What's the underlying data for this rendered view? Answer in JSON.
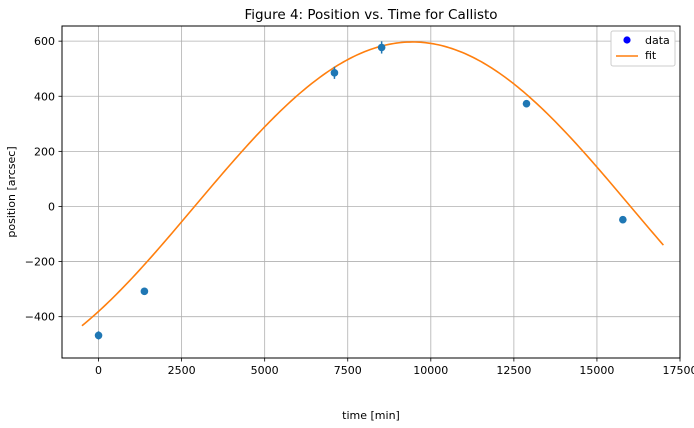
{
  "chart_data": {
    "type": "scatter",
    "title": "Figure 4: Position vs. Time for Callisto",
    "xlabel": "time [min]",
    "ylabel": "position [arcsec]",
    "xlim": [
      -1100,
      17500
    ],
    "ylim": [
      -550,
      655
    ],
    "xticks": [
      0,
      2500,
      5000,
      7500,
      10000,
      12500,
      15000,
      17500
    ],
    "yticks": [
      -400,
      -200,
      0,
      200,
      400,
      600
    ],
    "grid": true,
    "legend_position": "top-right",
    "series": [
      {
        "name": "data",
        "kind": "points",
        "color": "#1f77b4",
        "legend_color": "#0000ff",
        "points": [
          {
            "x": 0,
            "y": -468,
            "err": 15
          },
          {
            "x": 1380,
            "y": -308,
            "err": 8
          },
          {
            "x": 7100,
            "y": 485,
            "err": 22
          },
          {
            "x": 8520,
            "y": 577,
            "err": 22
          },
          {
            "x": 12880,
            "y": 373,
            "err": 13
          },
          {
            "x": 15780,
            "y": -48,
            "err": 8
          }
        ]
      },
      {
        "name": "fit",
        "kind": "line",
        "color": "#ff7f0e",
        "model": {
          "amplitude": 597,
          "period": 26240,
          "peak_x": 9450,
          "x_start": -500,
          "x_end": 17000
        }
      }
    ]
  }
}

******************************

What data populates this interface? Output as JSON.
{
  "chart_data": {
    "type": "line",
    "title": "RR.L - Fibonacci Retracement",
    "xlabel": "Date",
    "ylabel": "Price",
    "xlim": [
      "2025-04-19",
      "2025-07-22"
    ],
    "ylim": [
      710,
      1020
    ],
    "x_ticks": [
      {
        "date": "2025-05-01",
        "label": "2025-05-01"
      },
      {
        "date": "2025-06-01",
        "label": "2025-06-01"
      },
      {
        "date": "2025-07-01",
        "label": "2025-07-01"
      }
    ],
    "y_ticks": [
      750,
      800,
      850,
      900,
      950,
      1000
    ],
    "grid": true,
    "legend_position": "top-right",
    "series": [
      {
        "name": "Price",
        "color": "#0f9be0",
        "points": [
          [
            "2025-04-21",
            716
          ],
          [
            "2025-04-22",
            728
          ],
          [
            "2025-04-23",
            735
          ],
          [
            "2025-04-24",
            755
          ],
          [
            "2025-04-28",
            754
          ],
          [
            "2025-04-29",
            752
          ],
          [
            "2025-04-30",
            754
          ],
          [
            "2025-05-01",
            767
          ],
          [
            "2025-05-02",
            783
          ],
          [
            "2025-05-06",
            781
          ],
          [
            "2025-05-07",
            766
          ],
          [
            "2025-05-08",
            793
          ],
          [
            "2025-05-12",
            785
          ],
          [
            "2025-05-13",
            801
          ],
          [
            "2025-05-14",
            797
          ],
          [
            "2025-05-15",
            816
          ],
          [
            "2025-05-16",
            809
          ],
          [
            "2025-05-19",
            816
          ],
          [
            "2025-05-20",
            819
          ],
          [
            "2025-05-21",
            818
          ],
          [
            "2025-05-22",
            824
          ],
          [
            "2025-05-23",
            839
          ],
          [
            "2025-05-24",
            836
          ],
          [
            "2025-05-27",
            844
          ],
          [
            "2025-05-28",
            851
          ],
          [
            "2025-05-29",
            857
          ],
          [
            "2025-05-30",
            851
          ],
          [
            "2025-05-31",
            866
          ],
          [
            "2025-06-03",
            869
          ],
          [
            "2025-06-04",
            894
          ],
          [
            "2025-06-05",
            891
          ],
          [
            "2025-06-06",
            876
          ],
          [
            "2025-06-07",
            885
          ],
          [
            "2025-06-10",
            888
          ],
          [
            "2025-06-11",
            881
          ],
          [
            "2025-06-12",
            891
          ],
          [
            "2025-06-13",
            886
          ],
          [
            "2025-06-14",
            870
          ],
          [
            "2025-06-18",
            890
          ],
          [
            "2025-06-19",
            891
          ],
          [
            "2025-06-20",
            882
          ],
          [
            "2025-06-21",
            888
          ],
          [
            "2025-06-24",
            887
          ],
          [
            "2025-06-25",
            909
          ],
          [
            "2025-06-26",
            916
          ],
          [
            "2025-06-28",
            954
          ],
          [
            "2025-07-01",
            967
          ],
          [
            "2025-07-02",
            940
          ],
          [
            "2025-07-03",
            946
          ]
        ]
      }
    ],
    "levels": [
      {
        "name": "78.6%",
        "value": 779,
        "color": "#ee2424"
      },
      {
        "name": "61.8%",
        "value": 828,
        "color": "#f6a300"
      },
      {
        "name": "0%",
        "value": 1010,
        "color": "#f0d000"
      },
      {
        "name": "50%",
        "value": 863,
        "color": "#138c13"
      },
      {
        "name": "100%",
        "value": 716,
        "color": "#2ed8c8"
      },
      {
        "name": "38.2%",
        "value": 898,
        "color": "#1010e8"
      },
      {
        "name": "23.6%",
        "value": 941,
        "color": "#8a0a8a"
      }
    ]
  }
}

******************************

Using the data above, copy each line that contains "ylabel".

### [OUTPUT BELOW]
    "ylabel": "position [arcsec]",
    "ylabel": "Price",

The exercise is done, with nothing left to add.